---- Provided records

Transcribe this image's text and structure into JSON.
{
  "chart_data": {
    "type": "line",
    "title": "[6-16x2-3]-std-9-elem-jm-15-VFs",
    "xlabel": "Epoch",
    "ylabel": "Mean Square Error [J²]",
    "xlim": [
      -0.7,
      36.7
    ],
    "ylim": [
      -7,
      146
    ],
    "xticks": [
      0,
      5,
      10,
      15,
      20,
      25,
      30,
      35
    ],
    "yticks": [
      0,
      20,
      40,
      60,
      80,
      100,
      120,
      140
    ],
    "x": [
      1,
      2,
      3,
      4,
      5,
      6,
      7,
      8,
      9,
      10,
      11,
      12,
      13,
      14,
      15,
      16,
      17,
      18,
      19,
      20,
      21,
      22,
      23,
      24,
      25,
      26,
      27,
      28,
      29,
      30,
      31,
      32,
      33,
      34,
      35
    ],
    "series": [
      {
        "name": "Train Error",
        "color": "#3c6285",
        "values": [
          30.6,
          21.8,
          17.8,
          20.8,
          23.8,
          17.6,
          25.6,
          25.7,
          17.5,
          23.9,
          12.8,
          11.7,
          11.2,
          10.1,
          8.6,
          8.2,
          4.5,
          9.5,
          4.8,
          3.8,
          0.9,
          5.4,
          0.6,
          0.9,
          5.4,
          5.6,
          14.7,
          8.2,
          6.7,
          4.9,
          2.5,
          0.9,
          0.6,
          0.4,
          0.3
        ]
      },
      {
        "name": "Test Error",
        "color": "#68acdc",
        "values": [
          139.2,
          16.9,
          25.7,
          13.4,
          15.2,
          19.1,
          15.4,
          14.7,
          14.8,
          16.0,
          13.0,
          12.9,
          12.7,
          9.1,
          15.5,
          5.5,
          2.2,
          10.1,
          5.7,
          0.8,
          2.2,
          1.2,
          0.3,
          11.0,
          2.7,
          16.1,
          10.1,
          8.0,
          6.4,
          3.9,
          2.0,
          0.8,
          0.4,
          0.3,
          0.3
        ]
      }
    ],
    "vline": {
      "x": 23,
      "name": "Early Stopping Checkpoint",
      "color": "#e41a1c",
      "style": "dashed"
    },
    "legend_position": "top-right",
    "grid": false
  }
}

--------

**Instructions to follow:** Transcribe every record above exactly as it appears.

**Solution for this problem:**
Transcribe this image's text and structure into JSON.
{
  "chart_data": {
    "type": "line",
    "title": "[6-16x2-3]-std-9-elem-jm-15-VFs",
    "xlabel": "Epoch",
    "ylabel": "Mean Square Error [J²]",
    "xlim": [
      -0.7,
      36.7
    ],
    "ylim": [
      -7,
      146
    ],
    "xticks": [
      0,
      5,
      10,
      15,
      20,
      25,
      30,
      35
    ],
    "yticks": [
      0,
      20,
      40,
      60,
      80,
      100,
      120,
      140
    ],
    "x": [
      1,
      2,
      3,
      4,
      5,
      6,
      7,
      8,
      9,
      10,
      11,
      12,
      13,
      14,
      15,
      16,
      17,
      18,
      19,
      20,
      21,
      22,
      23,
      24,
      25,
      26,
      27,
      28,
      29,
      30,
      31,
      32,
      33,
      34,
      35
    ],
    "series": [
      {
        "name": "Train Error",
        "color": "#3c6285",
        "values": [
          30.6,
          21.8,
          17.8,
          20.8,
          23.8,
          17.6,
          25.6,
          25.7,
          17.5,
          23.9,
          12.8,
          11.7,
          11.2,
          10.1,
          8.6,
          8.2,
          4.5,
          9.5,
          4.8,
          3.8,
          0.9,
          5.4,
          0.6,
          0.9,
          5.4,
          5.6,
          14.7,
          8.2,
          6.7,
          4.9,
          2.5,
          0.9,
          0.6,
          0.4,
          0.3
        ]
      },
      {
        "name": "Test Error",
        "color": "#68acdc",
        "values": [
          139.2,
          16.9,
          25.7,
          13.4,
          15.2,
          19.1,
          15.4,
          14.7,
          14.8,
          16.0,
          13.0,
          12.9,
          12.7,
          9.1,
          15.5,
          5.5,
          2.2,
          10.1,
          5.7,
          0.8,
          2.2,
          1.2,
          0.3,
          11.0,
          2.7,
          16.1,
          10.1,
          8.0,
          6.4,
          3.9,
          2.0,
          0.8,
          0.4,
          0.3,
          0.3
        ]
      }
    ],
    "vline": {
      "x": 23,
      "name": "Early Stopping Checkpoint",
      "color": "#e41a1c",
      "style": "dashed"
    },
    "legend_position": "top-right",
    "grid": false
  }
}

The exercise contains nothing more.